Chart and figure data:
## BEGIN

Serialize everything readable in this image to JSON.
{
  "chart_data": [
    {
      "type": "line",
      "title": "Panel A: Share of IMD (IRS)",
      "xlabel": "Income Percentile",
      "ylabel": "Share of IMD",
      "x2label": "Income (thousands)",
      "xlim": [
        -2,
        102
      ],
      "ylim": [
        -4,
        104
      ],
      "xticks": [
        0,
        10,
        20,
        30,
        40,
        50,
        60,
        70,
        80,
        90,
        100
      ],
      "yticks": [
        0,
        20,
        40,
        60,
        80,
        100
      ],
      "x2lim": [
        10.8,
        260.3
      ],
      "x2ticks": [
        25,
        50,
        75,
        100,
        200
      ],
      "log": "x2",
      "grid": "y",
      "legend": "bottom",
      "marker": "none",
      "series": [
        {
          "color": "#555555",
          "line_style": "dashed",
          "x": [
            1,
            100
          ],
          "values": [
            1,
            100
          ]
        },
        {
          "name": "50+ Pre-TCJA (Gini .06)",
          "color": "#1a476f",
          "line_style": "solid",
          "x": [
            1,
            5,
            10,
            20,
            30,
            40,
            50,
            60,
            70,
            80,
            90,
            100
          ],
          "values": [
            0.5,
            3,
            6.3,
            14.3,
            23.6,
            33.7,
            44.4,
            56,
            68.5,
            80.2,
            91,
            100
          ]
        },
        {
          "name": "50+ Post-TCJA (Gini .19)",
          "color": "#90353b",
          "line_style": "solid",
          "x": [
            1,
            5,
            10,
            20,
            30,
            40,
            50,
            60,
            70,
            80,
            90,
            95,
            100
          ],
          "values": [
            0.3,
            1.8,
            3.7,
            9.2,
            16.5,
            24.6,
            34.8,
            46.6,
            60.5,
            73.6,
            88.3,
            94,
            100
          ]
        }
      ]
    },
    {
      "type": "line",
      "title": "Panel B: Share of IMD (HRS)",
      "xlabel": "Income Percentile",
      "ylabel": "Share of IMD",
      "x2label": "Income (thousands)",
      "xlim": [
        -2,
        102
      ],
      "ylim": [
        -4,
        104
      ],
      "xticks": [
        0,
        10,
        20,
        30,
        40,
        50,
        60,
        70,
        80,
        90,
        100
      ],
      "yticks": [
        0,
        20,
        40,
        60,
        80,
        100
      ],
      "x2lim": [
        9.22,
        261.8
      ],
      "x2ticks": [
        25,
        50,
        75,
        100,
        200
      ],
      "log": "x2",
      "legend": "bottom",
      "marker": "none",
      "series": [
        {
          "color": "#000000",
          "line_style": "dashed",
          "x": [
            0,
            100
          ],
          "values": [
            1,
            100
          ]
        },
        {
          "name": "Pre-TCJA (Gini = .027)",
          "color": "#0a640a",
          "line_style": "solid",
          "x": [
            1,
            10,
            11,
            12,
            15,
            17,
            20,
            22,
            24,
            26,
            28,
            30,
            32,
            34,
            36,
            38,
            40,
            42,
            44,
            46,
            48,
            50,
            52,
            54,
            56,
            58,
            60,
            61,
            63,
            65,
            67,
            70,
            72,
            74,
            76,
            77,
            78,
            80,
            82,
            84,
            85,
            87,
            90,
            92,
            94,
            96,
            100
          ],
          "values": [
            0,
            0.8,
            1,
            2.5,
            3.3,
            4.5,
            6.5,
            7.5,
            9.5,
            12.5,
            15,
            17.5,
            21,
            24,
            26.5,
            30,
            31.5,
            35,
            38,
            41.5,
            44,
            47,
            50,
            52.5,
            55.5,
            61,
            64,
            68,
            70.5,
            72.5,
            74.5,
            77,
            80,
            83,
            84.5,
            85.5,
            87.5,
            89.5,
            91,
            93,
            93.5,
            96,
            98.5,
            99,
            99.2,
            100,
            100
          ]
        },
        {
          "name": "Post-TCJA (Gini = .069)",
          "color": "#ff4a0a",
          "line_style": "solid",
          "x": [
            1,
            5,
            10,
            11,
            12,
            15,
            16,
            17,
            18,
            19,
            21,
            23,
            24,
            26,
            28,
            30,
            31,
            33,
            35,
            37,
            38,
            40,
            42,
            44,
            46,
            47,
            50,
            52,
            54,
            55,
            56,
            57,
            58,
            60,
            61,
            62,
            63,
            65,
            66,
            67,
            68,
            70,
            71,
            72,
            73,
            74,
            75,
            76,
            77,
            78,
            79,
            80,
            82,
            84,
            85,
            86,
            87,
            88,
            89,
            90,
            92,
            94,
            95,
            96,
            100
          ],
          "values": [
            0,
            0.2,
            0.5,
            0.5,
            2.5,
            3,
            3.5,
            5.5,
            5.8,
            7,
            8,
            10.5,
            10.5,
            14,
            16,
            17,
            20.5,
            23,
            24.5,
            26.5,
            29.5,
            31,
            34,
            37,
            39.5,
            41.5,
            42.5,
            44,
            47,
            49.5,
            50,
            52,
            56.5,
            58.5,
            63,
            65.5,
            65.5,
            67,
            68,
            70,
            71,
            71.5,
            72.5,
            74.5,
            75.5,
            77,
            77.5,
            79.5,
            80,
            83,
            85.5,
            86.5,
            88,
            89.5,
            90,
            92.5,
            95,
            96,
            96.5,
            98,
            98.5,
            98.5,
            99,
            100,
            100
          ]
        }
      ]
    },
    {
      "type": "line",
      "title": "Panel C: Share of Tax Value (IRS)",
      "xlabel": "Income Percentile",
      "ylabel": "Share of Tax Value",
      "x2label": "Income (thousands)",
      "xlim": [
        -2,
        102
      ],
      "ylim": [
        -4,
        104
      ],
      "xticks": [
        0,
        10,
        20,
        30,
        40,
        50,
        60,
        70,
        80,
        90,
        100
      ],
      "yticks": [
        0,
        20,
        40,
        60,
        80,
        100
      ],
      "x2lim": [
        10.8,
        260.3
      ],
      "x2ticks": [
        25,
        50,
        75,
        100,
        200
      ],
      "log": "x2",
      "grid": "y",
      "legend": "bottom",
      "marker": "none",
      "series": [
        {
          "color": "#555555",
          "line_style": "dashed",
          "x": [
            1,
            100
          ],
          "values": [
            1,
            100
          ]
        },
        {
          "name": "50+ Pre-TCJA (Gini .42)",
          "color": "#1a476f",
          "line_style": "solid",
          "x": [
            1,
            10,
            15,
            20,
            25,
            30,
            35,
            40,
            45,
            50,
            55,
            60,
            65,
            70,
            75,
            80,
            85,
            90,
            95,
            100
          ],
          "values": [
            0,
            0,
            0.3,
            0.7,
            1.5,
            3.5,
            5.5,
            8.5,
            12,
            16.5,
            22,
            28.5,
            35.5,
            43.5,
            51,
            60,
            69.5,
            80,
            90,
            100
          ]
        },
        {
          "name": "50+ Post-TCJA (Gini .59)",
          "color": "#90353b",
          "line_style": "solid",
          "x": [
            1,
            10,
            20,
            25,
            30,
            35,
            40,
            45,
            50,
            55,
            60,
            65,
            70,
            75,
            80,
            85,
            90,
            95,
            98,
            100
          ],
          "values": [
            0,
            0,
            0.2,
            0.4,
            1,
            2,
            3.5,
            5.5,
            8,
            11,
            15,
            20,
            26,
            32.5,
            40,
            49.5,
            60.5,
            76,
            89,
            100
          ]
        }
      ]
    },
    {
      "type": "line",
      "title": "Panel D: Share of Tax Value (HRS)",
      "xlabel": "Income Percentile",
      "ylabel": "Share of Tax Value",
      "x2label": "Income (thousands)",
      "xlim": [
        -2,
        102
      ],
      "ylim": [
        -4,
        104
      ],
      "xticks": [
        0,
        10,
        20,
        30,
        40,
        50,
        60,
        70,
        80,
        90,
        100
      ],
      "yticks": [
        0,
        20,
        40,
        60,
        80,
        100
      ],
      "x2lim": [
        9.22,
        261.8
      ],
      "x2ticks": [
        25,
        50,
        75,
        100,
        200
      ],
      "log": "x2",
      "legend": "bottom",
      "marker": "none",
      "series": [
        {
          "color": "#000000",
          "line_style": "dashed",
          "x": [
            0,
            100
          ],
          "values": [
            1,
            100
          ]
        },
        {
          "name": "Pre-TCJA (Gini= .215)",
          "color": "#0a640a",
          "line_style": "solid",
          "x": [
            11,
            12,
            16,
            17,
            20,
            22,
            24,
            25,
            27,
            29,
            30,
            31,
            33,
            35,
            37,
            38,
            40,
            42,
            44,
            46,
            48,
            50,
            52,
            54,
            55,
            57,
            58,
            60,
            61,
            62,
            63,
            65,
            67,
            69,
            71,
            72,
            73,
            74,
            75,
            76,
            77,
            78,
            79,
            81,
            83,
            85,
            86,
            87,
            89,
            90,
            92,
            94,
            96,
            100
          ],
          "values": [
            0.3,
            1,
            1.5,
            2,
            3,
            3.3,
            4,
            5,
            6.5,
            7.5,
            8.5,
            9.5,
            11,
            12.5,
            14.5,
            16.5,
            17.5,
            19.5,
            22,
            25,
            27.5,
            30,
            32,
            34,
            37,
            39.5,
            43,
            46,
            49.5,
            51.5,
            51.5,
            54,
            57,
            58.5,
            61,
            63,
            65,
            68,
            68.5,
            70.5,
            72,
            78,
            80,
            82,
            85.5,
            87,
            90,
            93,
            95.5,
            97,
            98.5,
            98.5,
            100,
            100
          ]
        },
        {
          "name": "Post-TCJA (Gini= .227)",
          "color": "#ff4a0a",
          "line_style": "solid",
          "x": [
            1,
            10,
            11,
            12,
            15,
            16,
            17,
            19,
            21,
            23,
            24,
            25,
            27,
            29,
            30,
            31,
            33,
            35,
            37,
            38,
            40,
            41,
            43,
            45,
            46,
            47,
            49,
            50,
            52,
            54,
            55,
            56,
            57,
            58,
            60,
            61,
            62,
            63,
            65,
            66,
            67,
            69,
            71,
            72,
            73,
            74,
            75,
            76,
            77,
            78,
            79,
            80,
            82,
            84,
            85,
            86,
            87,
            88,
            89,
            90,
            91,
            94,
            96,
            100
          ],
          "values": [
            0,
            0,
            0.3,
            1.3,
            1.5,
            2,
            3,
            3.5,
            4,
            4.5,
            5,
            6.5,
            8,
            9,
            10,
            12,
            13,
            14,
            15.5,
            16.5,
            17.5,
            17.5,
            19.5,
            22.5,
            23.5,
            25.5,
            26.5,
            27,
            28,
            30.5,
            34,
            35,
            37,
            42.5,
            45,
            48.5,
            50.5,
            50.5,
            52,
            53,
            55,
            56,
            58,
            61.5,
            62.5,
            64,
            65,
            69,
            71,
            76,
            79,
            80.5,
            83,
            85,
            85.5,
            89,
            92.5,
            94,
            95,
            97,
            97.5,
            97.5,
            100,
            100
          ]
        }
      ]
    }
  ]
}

## END

**Task prompt:**
Scan the material above. Return every line containing the string "name".

**Output of the exercise:**
          "name": "50+ Pre-TCJA (Gini .06)",
          "name": "50+ Post-TCJA (Gini .19)",
          "name": "Pre-TCJA (Gini = .027)",
          "name": "Post-TCJA (Gini = .069)",
          "name": "50+ Pre-TCJA (Gini .42)",
          "name": "50+ Post-TCJA (Gini .59)",
          "name": "Pre-TCJA (Gini= .215)",
          "name": "Post-TCJA (Gini= .227)",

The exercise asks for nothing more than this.